** START **

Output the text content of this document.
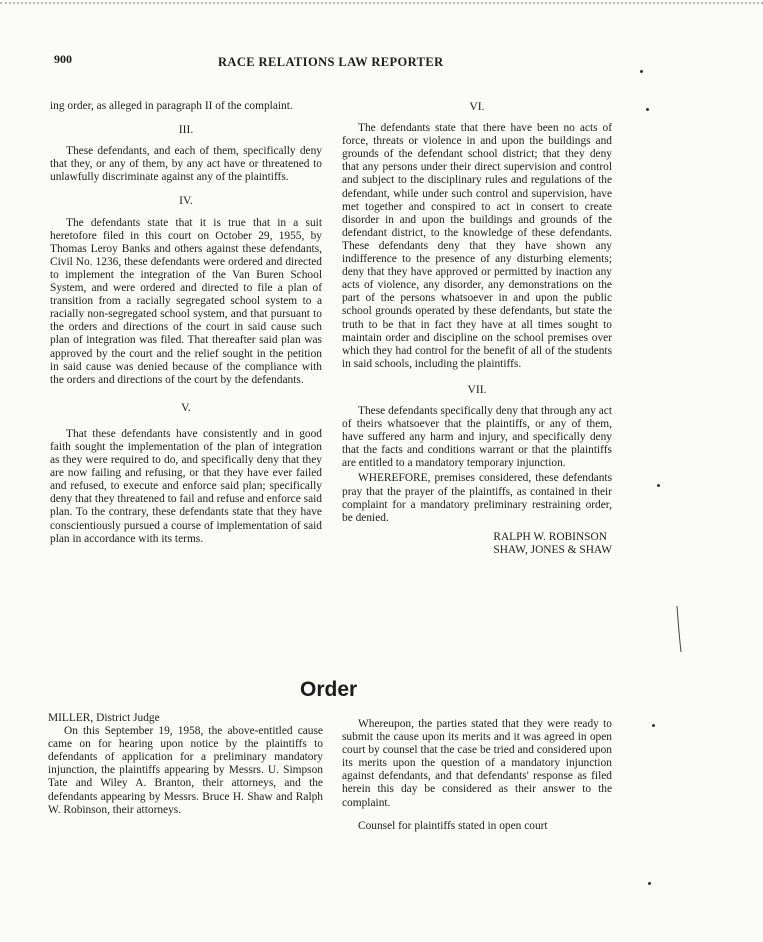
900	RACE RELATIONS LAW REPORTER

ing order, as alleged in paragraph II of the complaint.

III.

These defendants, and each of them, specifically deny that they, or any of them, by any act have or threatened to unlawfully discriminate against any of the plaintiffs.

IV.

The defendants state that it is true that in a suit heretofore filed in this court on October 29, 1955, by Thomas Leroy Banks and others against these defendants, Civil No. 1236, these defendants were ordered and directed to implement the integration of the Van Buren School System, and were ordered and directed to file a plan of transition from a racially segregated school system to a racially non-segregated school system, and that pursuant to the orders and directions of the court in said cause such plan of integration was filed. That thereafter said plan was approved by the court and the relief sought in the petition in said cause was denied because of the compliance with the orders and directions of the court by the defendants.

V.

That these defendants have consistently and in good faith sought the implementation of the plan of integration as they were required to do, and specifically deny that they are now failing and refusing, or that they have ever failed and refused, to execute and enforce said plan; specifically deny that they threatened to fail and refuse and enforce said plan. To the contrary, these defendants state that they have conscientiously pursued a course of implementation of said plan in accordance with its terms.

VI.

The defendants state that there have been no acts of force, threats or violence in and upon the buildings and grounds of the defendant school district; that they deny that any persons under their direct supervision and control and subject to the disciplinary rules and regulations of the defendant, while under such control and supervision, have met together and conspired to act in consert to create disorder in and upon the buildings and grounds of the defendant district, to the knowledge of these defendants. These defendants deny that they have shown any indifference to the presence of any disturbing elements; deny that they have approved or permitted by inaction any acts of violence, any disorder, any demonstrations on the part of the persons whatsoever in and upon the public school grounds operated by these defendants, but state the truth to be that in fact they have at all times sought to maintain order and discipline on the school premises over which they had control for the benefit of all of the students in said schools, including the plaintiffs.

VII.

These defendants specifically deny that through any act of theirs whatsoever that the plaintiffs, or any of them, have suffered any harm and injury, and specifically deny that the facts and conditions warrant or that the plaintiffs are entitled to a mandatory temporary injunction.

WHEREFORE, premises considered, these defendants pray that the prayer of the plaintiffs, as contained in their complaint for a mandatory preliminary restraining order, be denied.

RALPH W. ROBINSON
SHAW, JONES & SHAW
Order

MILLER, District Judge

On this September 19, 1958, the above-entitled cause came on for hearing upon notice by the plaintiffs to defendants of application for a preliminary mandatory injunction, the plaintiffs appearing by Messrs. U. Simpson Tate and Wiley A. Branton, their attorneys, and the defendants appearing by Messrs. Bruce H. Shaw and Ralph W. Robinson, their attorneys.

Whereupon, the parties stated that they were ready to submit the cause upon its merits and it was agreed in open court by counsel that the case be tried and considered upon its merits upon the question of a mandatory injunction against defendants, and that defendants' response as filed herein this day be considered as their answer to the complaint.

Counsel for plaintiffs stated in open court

** END **

WHAT NEEDS TO BE DONE:
Read the entries and pick out all lines that include the word "against".

OUTPUT FOR THIS TASK:
These defendants, and each of them, specifically deny that they, or any of them, by any act have or threatened to unlawfully discriminate against any of the plaintiffs.
The defendants state that it is true that in a suit heretofore filed in this court on October 29, 1955, by Thomas Leroy Banks and others against these defendants, Civil No. 1236, these defendants were ordered and directed to implement the integration of the Van Buren School System, and were ordered and directed to file a plan of transition from a racially segregated school system to a racially non-segregated school system, and that pursuant to the orders and directions of the court in said cause such plan of integration was filed. That thereafter said plan was approved by the court and the relief sought in the petition in said cause was denied because of the compliance with the orders and directions of the court by the defendants.
Whereupon, the parties stated that they were ready to submit the cause upon its merits and it was agreed in open court by counsel that the case be tried and considered upon its merits upon the question of a mandatory injunction against defendants, and that defendants' response as filed herein this day be considered as their answer to the complaint.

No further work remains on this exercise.